What this task involves:
List every line below that contains the string "title". Case counts.

Provided records:
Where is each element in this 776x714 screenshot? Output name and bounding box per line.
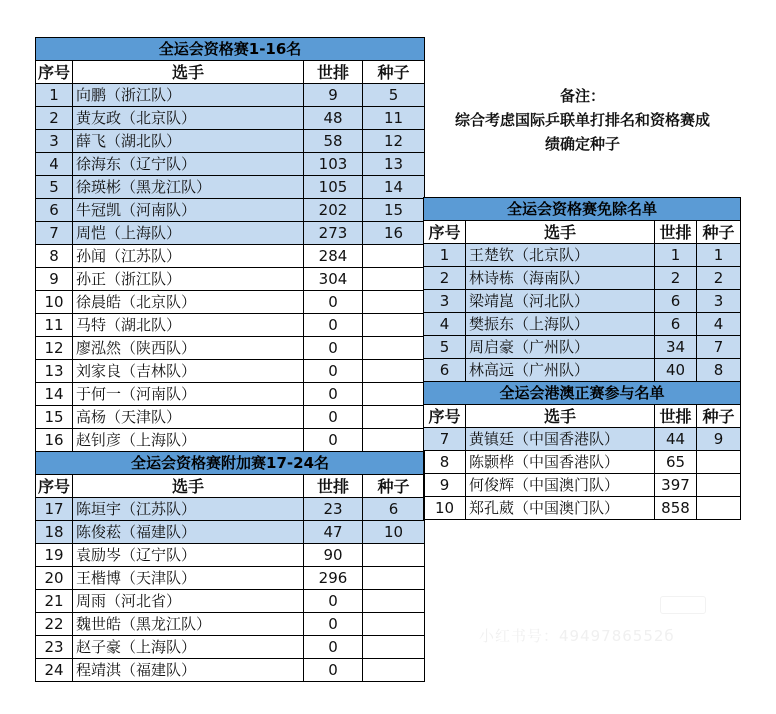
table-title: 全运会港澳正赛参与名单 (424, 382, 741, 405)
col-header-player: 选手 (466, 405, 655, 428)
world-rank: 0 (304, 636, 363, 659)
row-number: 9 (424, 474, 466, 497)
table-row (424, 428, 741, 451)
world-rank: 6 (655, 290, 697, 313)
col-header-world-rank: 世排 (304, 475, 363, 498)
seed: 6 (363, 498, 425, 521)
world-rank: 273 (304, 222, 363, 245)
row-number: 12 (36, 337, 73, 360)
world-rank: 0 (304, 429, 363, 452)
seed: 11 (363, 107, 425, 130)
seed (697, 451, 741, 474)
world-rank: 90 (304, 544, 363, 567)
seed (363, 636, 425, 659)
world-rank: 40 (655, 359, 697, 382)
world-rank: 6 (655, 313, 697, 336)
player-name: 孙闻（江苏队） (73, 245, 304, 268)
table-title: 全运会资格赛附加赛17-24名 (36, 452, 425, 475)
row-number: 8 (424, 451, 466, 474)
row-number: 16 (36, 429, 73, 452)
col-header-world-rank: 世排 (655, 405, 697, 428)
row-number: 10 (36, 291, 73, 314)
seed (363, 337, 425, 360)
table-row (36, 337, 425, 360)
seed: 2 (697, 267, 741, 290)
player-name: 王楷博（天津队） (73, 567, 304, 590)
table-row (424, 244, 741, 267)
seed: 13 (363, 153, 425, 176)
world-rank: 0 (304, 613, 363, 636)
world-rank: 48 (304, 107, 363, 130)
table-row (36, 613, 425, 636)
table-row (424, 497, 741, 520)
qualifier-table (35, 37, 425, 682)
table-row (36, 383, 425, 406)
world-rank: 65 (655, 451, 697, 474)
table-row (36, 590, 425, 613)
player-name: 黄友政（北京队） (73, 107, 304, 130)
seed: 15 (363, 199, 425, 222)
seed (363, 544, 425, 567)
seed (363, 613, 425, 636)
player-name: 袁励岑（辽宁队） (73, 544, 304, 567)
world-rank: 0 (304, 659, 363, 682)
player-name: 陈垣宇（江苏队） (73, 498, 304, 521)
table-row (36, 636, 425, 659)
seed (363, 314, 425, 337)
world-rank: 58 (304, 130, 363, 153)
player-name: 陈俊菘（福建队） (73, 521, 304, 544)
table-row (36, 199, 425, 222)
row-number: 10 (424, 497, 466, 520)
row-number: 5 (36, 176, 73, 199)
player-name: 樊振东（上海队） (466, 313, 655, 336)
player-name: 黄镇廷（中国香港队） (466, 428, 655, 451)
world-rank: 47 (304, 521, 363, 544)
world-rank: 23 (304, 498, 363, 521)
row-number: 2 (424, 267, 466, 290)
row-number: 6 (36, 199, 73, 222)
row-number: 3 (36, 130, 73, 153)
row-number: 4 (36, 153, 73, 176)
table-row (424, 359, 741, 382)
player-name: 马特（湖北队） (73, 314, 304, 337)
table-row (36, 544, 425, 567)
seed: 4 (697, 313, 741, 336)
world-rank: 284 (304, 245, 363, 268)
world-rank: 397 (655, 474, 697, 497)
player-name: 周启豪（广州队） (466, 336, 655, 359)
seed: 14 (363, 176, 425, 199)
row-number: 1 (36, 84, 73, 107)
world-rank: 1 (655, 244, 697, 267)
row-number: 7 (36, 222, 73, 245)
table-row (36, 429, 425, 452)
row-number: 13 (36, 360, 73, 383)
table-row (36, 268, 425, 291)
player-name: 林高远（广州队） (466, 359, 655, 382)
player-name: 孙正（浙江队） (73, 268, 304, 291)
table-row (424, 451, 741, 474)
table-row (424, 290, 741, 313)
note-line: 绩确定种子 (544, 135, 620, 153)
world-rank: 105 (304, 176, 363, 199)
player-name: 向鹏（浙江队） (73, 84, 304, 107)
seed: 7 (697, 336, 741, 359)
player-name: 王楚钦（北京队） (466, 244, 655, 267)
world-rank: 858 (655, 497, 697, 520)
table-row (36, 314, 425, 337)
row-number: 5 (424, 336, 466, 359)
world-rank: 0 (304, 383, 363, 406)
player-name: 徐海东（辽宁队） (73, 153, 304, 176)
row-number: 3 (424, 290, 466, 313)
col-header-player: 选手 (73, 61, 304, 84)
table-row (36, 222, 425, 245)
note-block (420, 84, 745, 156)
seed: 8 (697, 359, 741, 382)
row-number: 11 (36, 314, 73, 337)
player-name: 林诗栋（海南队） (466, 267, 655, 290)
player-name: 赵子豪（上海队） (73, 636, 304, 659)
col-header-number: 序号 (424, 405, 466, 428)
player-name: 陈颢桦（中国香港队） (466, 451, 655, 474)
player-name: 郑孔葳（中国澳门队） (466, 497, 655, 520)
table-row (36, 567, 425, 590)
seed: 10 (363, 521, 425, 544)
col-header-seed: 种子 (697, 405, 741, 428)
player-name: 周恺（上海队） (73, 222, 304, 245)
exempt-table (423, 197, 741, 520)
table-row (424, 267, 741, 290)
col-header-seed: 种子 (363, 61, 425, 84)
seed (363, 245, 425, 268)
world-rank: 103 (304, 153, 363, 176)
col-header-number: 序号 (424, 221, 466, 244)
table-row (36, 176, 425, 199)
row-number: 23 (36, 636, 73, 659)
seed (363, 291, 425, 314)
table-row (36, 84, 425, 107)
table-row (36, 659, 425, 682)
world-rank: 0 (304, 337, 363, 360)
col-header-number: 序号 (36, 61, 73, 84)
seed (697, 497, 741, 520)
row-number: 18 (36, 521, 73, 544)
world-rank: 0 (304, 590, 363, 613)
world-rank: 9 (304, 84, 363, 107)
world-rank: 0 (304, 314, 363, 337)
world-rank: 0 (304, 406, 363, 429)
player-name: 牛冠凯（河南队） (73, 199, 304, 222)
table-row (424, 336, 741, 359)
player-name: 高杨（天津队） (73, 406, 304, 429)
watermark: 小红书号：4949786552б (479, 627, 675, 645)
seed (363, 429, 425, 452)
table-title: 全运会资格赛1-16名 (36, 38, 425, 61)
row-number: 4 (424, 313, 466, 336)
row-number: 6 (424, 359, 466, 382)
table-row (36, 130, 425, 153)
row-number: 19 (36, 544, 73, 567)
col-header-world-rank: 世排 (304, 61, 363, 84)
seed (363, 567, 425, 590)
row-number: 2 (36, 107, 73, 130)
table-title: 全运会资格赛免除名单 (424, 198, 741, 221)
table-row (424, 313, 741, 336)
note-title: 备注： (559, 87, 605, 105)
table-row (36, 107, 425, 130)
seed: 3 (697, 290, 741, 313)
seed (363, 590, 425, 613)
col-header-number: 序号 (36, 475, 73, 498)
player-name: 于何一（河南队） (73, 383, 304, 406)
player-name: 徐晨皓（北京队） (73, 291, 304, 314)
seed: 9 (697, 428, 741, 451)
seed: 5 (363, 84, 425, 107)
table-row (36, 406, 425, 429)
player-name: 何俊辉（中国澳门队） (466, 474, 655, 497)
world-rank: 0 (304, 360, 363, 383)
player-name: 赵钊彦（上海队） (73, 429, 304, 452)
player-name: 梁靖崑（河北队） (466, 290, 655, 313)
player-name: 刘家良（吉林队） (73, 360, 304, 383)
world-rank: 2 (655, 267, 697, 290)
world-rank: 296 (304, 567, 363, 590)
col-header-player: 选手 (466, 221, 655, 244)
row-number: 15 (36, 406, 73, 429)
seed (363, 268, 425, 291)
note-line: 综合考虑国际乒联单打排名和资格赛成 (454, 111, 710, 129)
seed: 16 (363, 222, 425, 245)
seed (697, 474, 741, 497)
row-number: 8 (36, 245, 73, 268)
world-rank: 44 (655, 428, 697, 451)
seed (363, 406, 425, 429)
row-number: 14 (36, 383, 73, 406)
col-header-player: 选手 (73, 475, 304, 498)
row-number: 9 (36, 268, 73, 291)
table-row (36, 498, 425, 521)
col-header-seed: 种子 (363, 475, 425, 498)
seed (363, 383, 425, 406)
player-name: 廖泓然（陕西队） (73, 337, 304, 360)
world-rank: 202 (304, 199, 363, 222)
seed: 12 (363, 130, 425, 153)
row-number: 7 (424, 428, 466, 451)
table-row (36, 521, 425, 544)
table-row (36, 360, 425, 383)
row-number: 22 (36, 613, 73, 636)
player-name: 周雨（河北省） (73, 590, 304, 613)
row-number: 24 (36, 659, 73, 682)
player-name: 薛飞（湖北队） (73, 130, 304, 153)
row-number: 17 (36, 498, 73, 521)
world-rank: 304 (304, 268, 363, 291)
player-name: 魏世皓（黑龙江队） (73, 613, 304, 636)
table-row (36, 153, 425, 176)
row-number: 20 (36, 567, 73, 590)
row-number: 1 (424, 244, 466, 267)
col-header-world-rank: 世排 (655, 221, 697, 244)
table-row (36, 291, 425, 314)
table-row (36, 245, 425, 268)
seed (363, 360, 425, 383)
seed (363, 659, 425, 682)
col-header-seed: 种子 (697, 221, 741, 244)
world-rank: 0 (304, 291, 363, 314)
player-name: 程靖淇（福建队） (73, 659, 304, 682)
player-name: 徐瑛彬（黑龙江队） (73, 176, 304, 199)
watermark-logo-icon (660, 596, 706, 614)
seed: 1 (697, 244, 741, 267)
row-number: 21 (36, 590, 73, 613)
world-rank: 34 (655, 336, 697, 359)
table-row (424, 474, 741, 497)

---

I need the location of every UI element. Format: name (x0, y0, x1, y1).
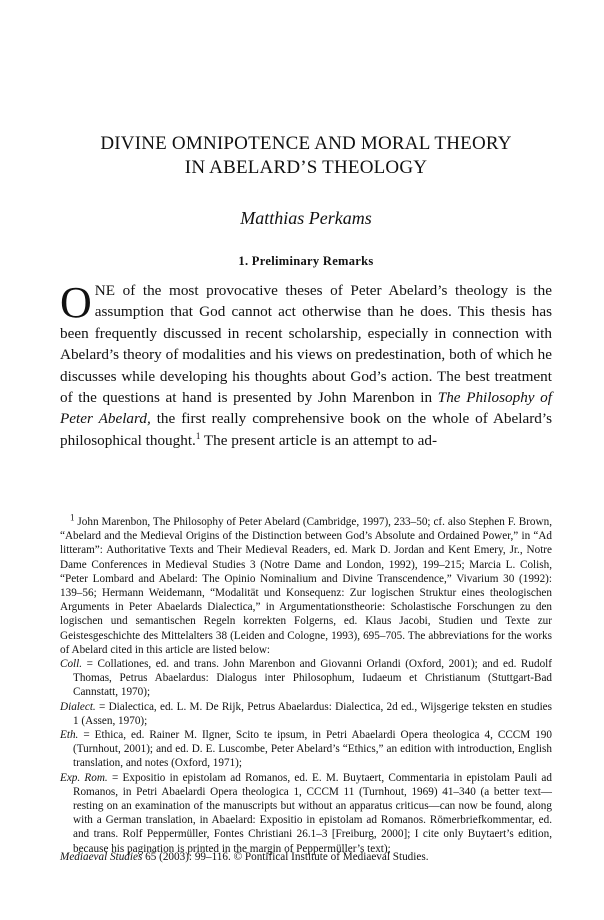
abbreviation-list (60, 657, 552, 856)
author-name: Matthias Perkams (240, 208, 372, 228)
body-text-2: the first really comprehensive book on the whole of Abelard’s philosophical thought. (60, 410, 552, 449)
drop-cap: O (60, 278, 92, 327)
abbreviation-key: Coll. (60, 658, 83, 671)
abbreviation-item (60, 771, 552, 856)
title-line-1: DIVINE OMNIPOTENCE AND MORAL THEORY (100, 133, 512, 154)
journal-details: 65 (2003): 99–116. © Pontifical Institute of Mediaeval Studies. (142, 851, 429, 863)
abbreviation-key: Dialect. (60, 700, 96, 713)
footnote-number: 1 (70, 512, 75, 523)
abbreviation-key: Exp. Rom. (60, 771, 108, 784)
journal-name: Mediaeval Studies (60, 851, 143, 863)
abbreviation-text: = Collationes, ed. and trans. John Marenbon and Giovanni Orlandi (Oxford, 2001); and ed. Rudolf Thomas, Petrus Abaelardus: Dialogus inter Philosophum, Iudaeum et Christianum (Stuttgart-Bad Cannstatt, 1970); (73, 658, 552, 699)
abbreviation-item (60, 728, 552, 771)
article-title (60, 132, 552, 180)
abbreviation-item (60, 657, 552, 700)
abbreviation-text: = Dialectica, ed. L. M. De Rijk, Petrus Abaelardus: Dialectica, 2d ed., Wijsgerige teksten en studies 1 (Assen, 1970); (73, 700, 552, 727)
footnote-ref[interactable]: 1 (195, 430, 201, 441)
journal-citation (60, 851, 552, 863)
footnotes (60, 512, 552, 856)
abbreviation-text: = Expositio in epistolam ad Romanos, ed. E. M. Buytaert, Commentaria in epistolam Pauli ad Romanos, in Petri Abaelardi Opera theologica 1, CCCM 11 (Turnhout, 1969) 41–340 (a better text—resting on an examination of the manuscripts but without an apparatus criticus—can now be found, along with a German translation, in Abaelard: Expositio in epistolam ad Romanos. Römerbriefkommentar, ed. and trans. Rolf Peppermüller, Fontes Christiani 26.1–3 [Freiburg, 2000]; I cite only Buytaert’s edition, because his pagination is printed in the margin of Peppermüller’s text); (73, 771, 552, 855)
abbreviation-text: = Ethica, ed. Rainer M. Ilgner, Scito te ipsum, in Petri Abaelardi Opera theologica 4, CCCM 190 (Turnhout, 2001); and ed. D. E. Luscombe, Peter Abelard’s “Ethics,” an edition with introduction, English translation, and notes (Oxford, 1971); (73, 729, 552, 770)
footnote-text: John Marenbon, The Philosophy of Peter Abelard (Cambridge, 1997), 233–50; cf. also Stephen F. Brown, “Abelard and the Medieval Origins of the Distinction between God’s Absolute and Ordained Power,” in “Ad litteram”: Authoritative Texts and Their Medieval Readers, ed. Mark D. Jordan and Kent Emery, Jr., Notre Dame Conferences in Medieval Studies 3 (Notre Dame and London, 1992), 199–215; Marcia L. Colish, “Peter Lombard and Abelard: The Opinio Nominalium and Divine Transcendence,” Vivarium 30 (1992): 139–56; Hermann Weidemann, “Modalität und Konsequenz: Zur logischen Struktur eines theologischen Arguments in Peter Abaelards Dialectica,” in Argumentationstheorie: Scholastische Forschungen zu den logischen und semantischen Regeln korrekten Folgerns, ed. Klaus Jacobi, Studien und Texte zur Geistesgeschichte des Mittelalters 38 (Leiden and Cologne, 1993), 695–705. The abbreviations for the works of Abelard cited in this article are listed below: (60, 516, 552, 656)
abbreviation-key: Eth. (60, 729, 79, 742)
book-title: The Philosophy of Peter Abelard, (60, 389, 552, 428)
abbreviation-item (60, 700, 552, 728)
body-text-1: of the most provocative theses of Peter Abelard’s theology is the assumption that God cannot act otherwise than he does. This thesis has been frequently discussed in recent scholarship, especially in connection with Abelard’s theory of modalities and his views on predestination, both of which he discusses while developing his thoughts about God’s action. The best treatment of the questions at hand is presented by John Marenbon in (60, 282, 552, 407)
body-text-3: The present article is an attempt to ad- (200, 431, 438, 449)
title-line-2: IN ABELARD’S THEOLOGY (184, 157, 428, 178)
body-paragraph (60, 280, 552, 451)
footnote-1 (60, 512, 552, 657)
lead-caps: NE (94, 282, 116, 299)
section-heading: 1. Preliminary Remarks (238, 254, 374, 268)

Expected output:
table-title: 全运会港澳正赛参与名单 (424, 382, 741, 405)
table-title: 全运会资格赛附加赛17-24名 (36, 452, 425, 475)
table-title: 全运会资格赛1-16名 (36, 38, 425, 61)
table-title: 全运会资格赛免除名单 (424, 198, 741, 221)
note-title: 备注： (559, 87, 605, 105)
title-line-1: DIVINE OMNIPOTENCE AND MORAL THEORY (100, 133, 512, 154)
article-title (60, 132, 552, 180)
book-title: The Philosophy of Peter Abelard, (60, 389, 552, 428)
title-line-2: IN ABELARD’S THEOLOGY (184, 157, 428, 178)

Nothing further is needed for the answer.